### WHAT TO DO
For this exercise, copy out each line of the material below that includes "source".

### Extracts from a graphics dataset
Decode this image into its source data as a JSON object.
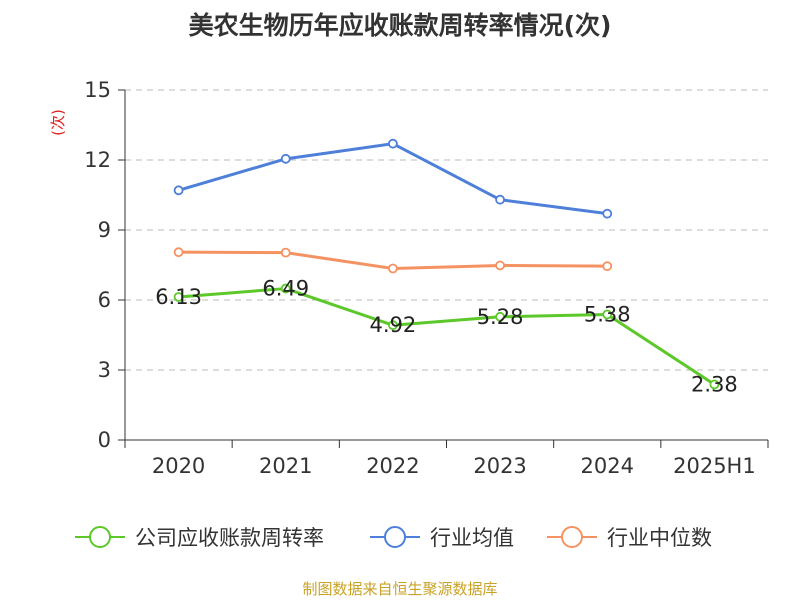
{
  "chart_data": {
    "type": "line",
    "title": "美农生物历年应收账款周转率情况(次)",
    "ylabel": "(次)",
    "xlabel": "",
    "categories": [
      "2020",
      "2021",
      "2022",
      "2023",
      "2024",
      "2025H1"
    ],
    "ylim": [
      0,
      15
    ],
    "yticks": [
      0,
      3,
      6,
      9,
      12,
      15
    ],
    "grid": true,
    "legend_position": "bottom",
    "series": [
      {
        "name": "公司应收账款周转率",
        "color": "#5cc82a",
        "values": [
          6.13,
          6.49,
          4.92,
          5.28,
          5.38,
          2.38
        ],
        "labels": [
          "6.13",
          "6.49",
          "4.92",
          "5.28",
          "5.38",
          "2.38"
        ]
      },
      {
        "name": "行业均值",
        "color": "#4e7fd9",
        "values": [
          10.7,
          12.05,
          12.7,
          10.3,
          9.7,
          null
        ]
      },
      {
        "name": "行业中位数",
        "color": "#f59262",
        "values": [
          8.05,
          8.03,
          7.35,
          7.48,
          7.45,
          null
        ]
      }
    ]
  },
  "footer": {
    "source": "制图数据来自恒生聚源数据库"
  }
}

--

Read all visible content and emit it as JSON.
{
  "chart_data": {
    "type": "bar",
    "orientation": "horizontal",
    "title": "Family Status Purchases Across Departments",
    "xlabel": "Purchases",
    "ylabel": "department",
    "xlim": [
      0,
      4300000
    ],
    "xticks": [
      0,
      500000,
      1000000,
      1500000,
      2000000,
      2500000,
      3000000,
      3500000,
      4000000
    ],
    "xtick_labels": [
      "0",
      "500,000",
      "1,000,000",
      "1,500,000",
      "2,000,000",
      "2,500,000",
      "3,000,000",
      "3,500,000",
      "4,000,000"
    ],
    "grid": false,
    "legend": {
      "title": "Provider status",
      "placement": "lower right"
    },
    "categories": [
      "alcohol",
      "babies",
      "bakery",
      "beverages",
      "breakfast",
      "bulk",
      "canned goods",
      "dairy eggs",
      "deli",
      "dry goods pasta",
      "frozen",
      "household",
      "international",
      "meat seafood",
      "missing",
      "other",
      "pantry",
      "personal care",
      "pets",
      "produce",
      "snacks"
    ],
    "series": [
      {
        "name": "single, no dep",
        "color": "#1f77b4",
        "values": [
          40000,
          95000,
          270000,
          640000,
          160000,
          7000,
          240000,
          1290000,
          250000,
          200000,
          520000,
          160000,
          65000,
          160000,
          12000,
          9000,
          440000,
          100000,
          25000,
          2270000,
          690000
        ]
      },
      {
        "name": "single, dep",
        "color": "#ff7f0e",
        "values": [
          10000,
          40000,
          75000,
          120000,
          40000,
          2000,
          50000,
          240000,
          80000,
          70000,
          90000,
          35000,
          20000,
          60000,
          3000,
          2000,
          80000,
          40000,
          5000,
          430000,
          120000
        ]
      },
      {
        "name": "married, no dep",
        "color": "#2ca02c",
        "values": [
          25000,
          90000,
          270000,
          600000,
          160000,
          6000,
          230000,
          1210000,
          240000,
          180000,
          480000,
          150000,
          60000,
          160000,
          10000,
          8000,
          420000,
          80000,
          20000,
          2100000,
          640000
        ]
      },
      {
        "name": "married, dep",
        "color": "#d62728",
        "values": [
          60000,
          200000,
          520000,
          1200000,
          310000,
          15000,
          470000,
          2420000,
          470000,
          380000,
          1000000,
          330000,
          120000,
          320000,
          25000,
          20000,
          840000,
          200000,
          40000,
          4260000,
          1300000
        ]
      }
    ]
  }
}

### TASK SOLUTION
Decode this image into its source data as a JSON object.
    "source": "制图数据来自恒生聚源数据库"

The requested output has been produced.